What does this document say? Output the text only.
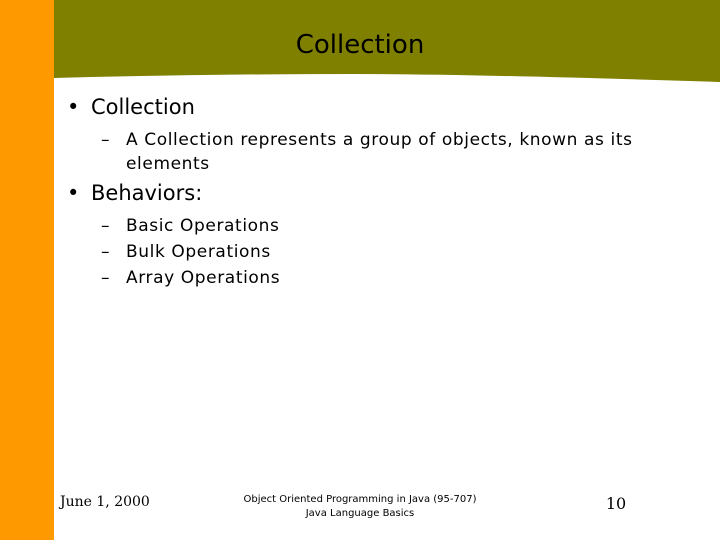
Collection
• Collection
– A Collection represents a group of objects, known as its elements
• Behaviors:
– Basic Operations
– Bulk Operations
– Array Operations
June 1, 2000	Object Oriented Programming in Java (95-707)
Java Language Basics
10
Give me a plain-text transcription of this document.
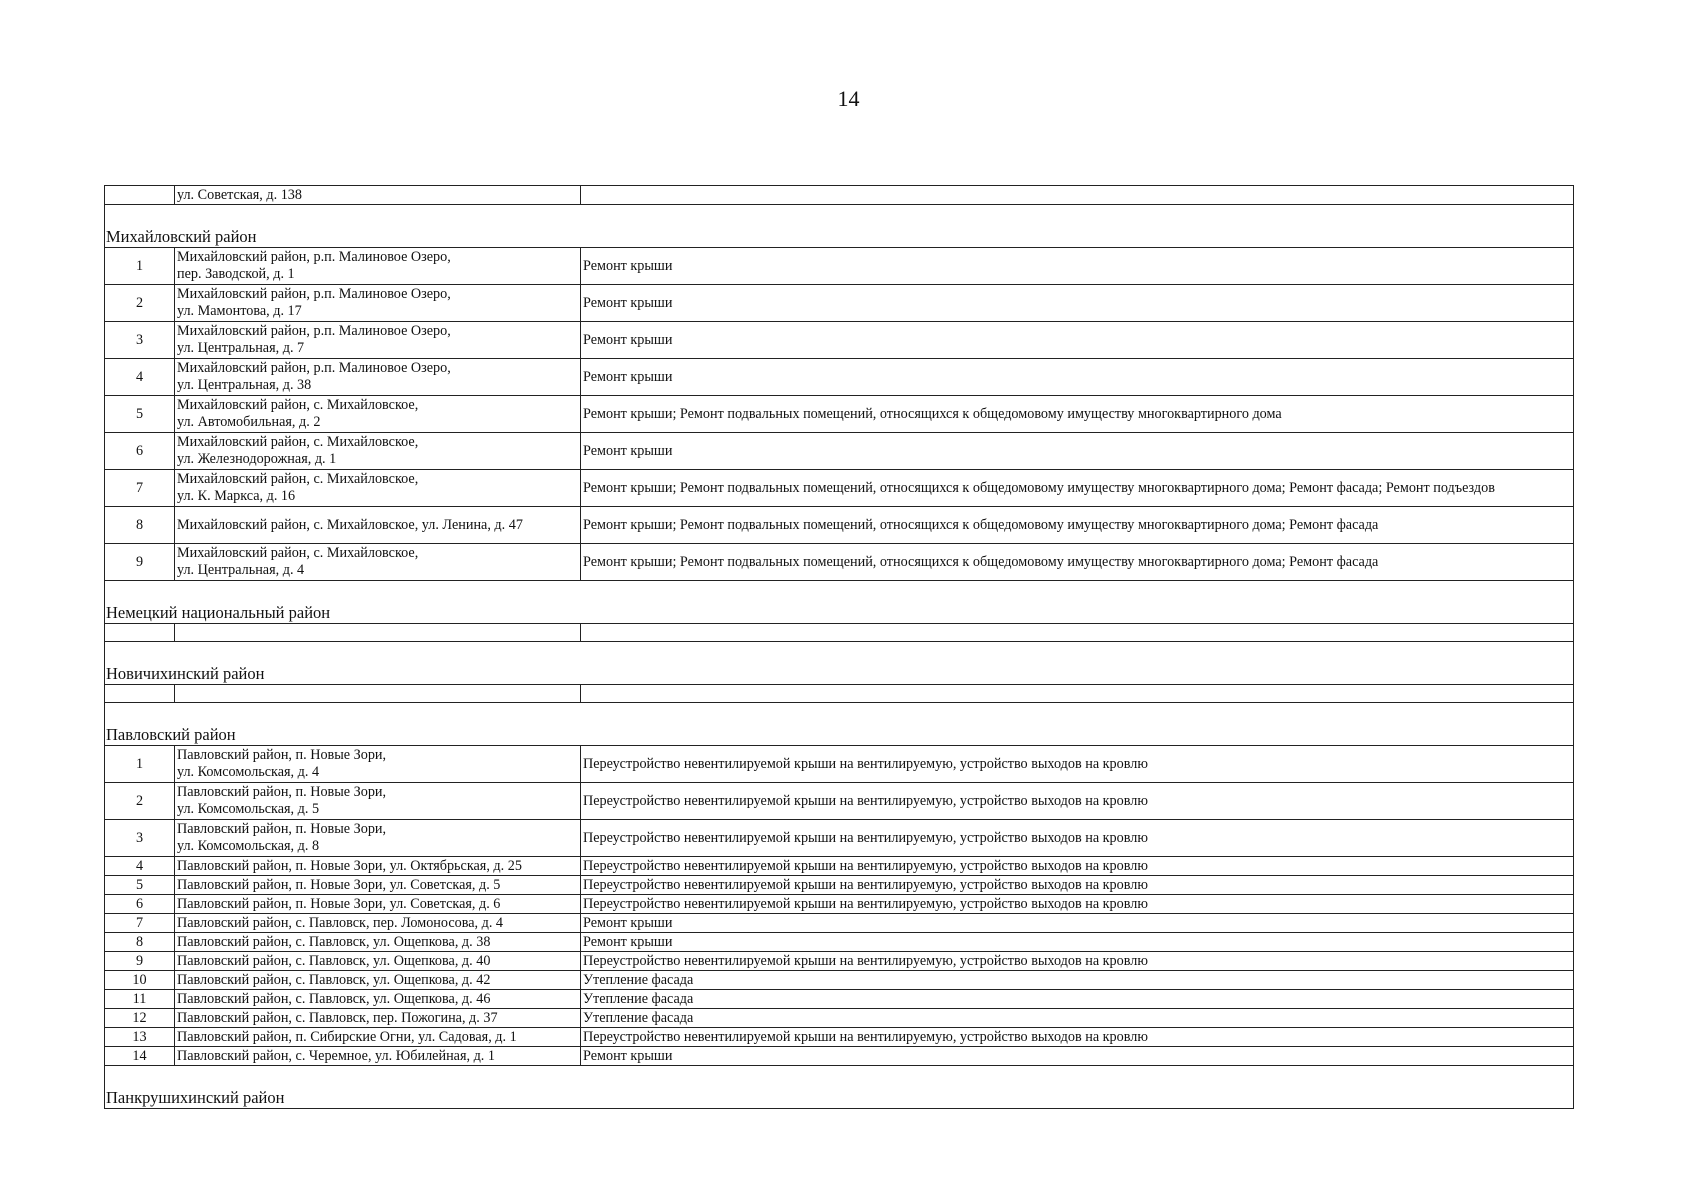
14
	ул. Советская, д. 138	
Михайловский район		
1	Михайловский район, р.п. Малиновое Озеро,
пер. Заводской, д. 1	Ремонт крыши
2	Михайловский район, р.п. Малиновое Озеро,
ул. Мамонтова, д. 17	Ремонт крыши
3	Михайловский район, р.п. Малиновое Озеро,
ул. Центральная, д. 7	Ремонт крыши
4	Михайловский район, р.п. Малиновое Озеро,
ул. Центральная, д. 38	Ремонт крыши
5	Михайловский район, с. Михайловское,
ул. Автомобильная, д. 2	Ремонт крыши; Ремонт подвальных помещений, относящихся к общедомовому имуществу многоквартирного дома
6	Михайловский район, с. Михайловское,
ул. Железнодорожная, д. 1	Ремонт крыши
7	Михайловский район, с. Михайловское,
ул. К. Маркса, д. 16	Ремонт крыши; Ремонт подвальных помещений, относящихся к общедомовому имуществу многоквартирного дома; Ремонт фасада; Ремонт подъездов
8	Михайловский район, с. Михайловское, ул. Ленина, д. 47	Ремонт крыши; Ремонт подвальных помещений, относящихся к общедомовому имуществу многоквартирного дома; Ремонт фасада
9	Михайловский район, с. Михайловское,
ул. Центральная, д. 4	Ремонт крыши; Ремонт подвальных помещений, относящихся к общедомовому имуществу многоквартирного дома; Ремонт фасада
Немецкий национальный район		

Новичихинский район		

Павловский район		
1	Павловский район, п. Новые Зори,
ул. Комсомольская, д. 4	Переустройство невентилируемой крыши на вентилируемую, устройство выходов на кровлю
2	Павловский район, п. Новые Зори,
ул. Комсомольская, д. 5	Переустройство невентилируемой крыши на вентилируемую, устройство выходов на кровлю
3	Павловский район, п. Новые Зори,
ул. Комсомольская, д. 8	Переустройство невентилируемой крыши на вентилируемую, устройство выходов на кровлю
4	Павловский район, п. Новые Зори, ул. Октябрьская, д. 25	Переустройство невентилируемой крыши на вентилируемую, устройство выходов на кровлю
5	Павловский район, п. Новые Зори, ул. Советская, д. 5	Переустройство невентилируемой крыши на вентилируемую, устройство выходов на кровлю
6	Павловский район, п. Новые Зори, ул. Советская, д. 6	Переустройство невентилируемой крыши на вентилируемую, устройство выходов на кровлю
7	Павловский район, с. Павловск, пер. Ломоносова, д. 4	Ремонт крыши
8	Павловский район, с. Павловск, ул. Ощепкова, д. 38	Ремонт крыши
9	Павловский район, с. Павловск, ул. Ощепкова, д. 40	Переустройство невентилируемой крыши на вентилируемую, устройство выходов на кровлю
10	Павловский район, с. Павловск, ул. Ощепкова, д. 42	Утепление фасада
11	Павловский район, с. Павловск, ул. Ощепкова, д. 46	Утепление фасада
12	Павловский район, с. Павловск, пер. Пожогина, д. 37	Утепление фасада
13	Павловский район, п. Сибирские Огни, ул. Садовая, д. 1	Переустройство невентилируемой крыши на вентилируемую, устройство выходов на кровлю
14	Павловский район, с. Черемное, ул. Юбилейная, д. 1	Ремонт крыши
Панкрушихинский район		
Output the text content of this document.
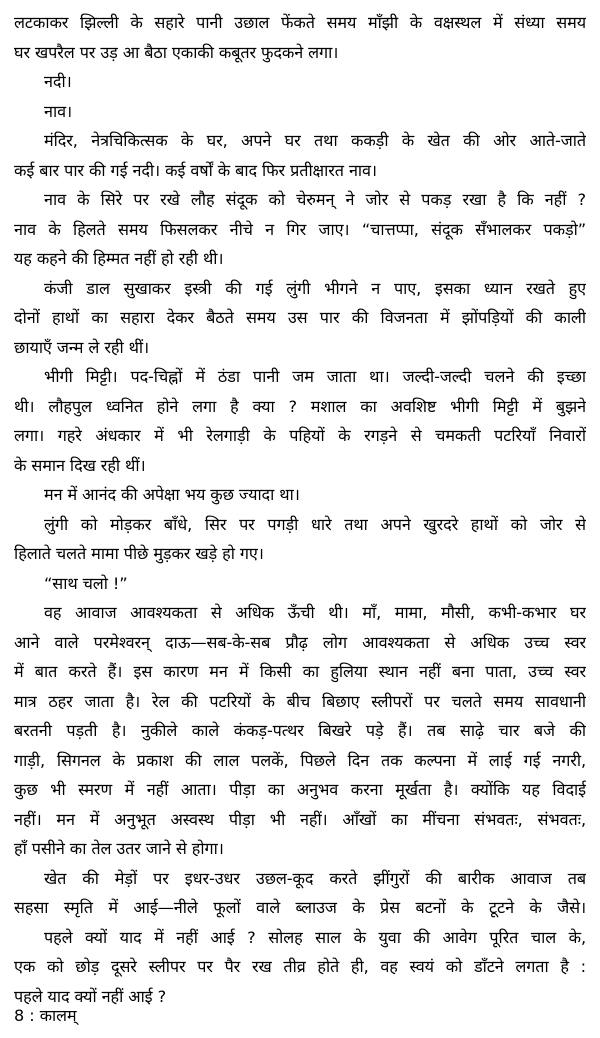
लटकाकर झिल्ली के सहारे पानी उछाल फेंकते समय माँझी के वक्षस्थल में संध्या समय
घर खपरैल पर उड़ आ बैठा एकाकी कबूतर फुदकने लगा।
नदी।
नाव।
मंदिर, नेत्रचिकित्सक के घर, अपने घर तथा ककड़ी के खेत की ओर आते-जाते
कई बार पार की गई नदी। कई वर्षों के बाद फिर प्रतीक्षारत नाव।
नाव के सिरे पर रखे लौह संदूक को चेरुमन् ने जोर से पकड़ रखा है कि नहीं ?
नाव के हिलते समय फिसलकर नीचे न गिर जाए। “चात्तप्पा, संदूक सँभालकर पकड़ो”
यह कहने की हिम्मत नहीं हो रही थी।
कंजी डाल सुखाकर इस्त्री की गई लुंगी भीगने न पाए, इसका ध्यान रखते हुए
दोनों हाथों का सहारा देकर बैठते समय उस पार की विजनता में झोंपड़ियों की काली
छायाएँ जन्म ले रही थीं।
भीगी मिट्टी। पद-चिह्नों में ठंडा पानी जम जाता था। जल्दी-जल्दी चलने की इच्छा
थी। लौहपुल ध्वनित होने लगा है क्या ? मशाल का अवशिष्ट भीगी मिट्टी में बुझने
लगा। गहरे अंधकार में भी रेलगाड़ी के पहियों के रगड़ने से चमकती पटरियाँ निवारों
के समान दिख रही थीं।
मन में आनंद की अपेक्षा भय कुछ ज्यादा था।
लुंगी को मोड़कर बाँधे, सिर पर पगड़ी धारे तथा अपने खुरदरे हाथों को जोर से
हिलाते चलते मामा पीछे मुड़कर खड़े हो गए।
“साथ चलो !”
वह आवाज आवश्यकता से अधिक ऊँची थी। माँ, मामा, मौसी, कभी-कभार घर
आने वाले परमेश्वरन् दाऊ—सब-के-सब प्रौढ़ लोग आवश्यकता से अधिक उच्च स्वर
में बात करते हैं। इस कारण मन में किसी का हुलिया स्थान नहीं बना पाता, उच्च स्वर
मात्र ठहर जाता है। रेल की पटरियों के बीच बिछाए स्लीपरों पर चलते समय सावधानी
बरतनी पड़ती है। नुकीले काले कंकड़-पत्थर बिखरे पड़े हैं। तब साढ़े चार बजे की
गाड़ी, सिगनल के प्रकाश की लाल पलकें, पिछले दिन तक कल्पना में लाई गई नगरी,
कुछ भी स्मरण में नहीं आता। पीड़ा का अनुभव करना मूर्खता है। क्योंकि यह विदाई
नहीं। मन में अनुभूत अस्वस्थ पीड़ा भी नहीं। आँखों का मींचना संभवतः, संभवतः,
हाँ पसीने का तेल उतर जाने से होगा।
खेत की मेड़ों पर इधर-उधर उछल-कूद करते झींगुरों की बारीक आवाज तब
सहसा स्मृति में आई—नीले फूलों वाले ब्लाउज के प्रेस बटनों के टूटने के जैसे।
पहले क्यों याद में नहीं आई ? सोलह साल के युवा की आवेग पूरित चाल के,
एक को छोड़ दूसरे स्लीपर पर पैर रख तीव्र होते ही, वह स्वयं को डाँटने लगता है :
पहले याद क्यों नहीं आई ?
8 : कालम्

**********

* [STATED TASK]
Without including the pictures, reproduce all entries exactly.

* [SOLUTION FOR THIS EXERCISE]
What does this document say? Output the text only.
Collection
• Collection
– A Collection represents a group of objects, known as its elements
• Behaviors:
– Basic Operations
– Bulk Operations
– Array Operations
June 1, 2000	Object Oriented Programming in Java (95-707)
Java Language Basics
10
Give me a plain-text transcription of this document.
14
	ул. Советская, д. 138	
Михайловский район		
1	Михайловский район, р.п. Малиновое Озеро,
пер. Заводской, д. 1	Ремонт крыши
2	Михайловский район, р.п. Малиновое Озеро,
ул. Мамонтова, д. 17	Ремонт крыши
3	Михайловский район, р.п. Малиновое Озеро,
ул. Центральная, д. 7	Ремонт крыши
4	Михайловский район, р.п. Малиновое Озеро,
ул. Центральная, д. 38	Ремонт крыши
5	Михайловский район, с. Михайловское,
ул. Автомобильная, д. 2	Ремонт крыши; Ремонт подвальных помещений, относящихся к общедомовому имуществу многоквартирного дома
6	Михайловский район, с. Михайловское,
ул. Железнодорожная, д. 1	Ремонт крыши
7	Михайловский район, с. Михайловское,
ул. К. Маркса, д. 16	Ремонт крыши; Ремонт подвальных помещений, относящихся к общедомовому имуществу многоквартирного дома; Ремонт фасада; Ремонт подъездов
8	Михайловский район, с. Михайловское, ул. Ленина, д. 47	Ремонт крыши; Ремонт подвальных помещений, относящихся к общедомовому имуществу многоквартирного дома; Ремонт фасада
9	Михайловский район, с. Михайловское,
ул. Центральная, д. 4	Ремонт крыши; Ремонт подвальных помещений, относящихся к общедомовому имуществу многоквартирного дома; Ремонт фасада
Немецкий национальный район		

Новичихинский район		

Павловский район		
1	Павловский район, п. Новые Зори,
ул. Комсомольская, д. 4	Переустройство невентилируемой крыши на вентилируемую, устройство выходов на кровлю
2	Павловский район, п. Новые Зори,
ул. Комсомольская, д. 5	Переустройство невентилируемой крыши на вентилируемую, устройство выходов на кровлю
3	Павловский район, п. Новые Зори,
ул. Комсомольская, д. 8	Переустройство невентилируемой крыши на вентилируемую, устройство выходов на кровлю
4	Павловский район, п. Новые Зори, ул. Октябрьская, д. 25	Переустройство невентилируемой крыши на вентилируемую, устройство выходов на кровлю
5	Павловский район, п. Новые Зори, ул. Советская, д. 5	Переустройство невентилируемой крыши на вентилируемую, устройство выходов на кровлю
6	Павловский район, п. Новые Зори, ул. Советская, д. 6	Переустройство невентилируемой крыши на вентилируемую, устройство выходов на кровлю
7	Павловский район, с. Павловск, пер. Ломоносова, д. 4	Ремонт крыши
8	Павловский район, с. Павловск, ул. Ощепкова, д. 38	Ремонт крыши
9	Павловский район, с. Павловск, ул. Ощепкова, д. 40	Переустройство невентилируемой крыши на вентилируемую, устройство выходов на кровлю
10	Павловский район, с. Павловск, ул. Ощепкова, д. 42	Утепление фасада
11	Павловский район, с. Павловск, ул. Ощепкова, д. 46	Утепление фасада
12	Павловский район, с. Павловск, пер. Пожогина, д. 37	Утепление фасада
13	Павловский район, п. Сибирские Огни, ул. Садовая, д. 1	Переустройство невентилируемой крыши на вентилируемую, устройство выходов на кровлю
14	Павловский район, с. Черемное, ул. Юбилейная, д. 1	Ремонт крыши
Панкрушихинский район		
Output the text content of this document.
लटकाकर झिल्ली के सहारे पानी उछाल फेंकते समय माँझी के वक्षस्थल में संध्या समय
घर खपरैल पर उड़ आ बैठा एकाकी कबूतर फुदकने लगा।
नदी।
नाव।
मंदिर, नेत्रचिकित्सक के घर, अपने घर तथा ककड़ी के खेत की ओर आते-जाते
कई बार पार की गई नदी। कई वर्षों के बाद फिर प्रतीक्षारत नाव।
नाव के सिरे पर रखे लौह संदूक को चेरुमन् ने जोर से पकड़ रखा है कि नहीं ?
नाव के हिलते समय फिसलकर नीचे न गिर जाए। “चात्तप्पा, संदूक सँभालकर पकड़ो”
यह कहने की हिम्मत नहीं हो रही थी।
कंजी डाल सुखाकर इस्त्री की गई लुंगी भीगने न पाए, इसका ध्यान रखते हुए
दोनों हाथों का सहारा देकर बैठते समय उस पार की विजनता में झोंपड़ियों की काली
छायाएँ जन्म ले रही थीं।
भीगी मिट्टी। पद-चिह्नों में ठंडा पानी जम जाता था। जल्दी-जल्दी चलने की इच्छा
थी। लौहपुल ध्वनित होने लगा है क्या ? मशाल का अवशिष्ट भीगी मिट्टी में बुझने
लगा। गहरे अंधकार में भी रेलगाड़ी के पहियों के रगड़ने से चमकती पटरियाँ निवारों
के समान दिख रही थीं।
मन में आनंद की अपेक्षा भय कुछ ज्यादा था।
लुंगी को मोड़कर बाँधे, सिर पर पगड़ी धारे तथा अपने खुरदरे हाथों को जोर से
हिलाते चलते मामा पीछे मुड़कर खड़े हो गए।
“साथ चलो !”
वह आवाज आवश्यकता से अधिक ऊँची थी। माँ, मामा, मौसी, कभी-कभार घर
आने वाले परमेश्वरन् दाऊ—सब-के-सब प्रौढ़ लोग आवश्यकता से अधिक उच्च स्वर
में बात करते हैं। इस कारण मन में किसी का हुलिया स्थान नहीं बना पाता, उच्च स्वर
मात्र ठहर जाता है। रेल की पटरियों के बीच बिछाए स्लीपरों पर चलते समय सावधानी
बरतनी पड़ती है। नुकीले काले कंकड़-पत्थर बिखरे पड़े हैं। तब साढ़े चार बजे की
गाड़ी, सिगनल के प्रकाश की लाल पलकें, पिछले दिन तक कल्पना में लाई गई नगरी,
कुछ भी स्मरण में नहीं आता। पीड़ा का अनुभव करना मूर्खता है। क्योंकि यह विदाई
नहीं। मन में अनुभूत अस्वस्थ पीड़ा भी नहीं। आँखों का मींचना संभवतः, संभवतः,
हाँ पसीने का तेल उतर जाने से होगा।
खेत की मेड़ों पर इधर-उधर उछल-कूद करते झींगुरों की बारीक आवाज तब
सहसा स्मृति में आई—नीले फूलों वाले ब्लाउज के प्रेस बटनों के टूटने के जैसे।
पहले क्यों याद में नहीं आई ? सोलह साल के युवा की आवेग पूरित चाल के,
एक को छोड़ दूसरे स्लीपर पर पैर रख तीव्र होते ही, वह स्वयं को डाँटने लगता है :
पहले याद क्यों नहीं आई ?
8 : कालम्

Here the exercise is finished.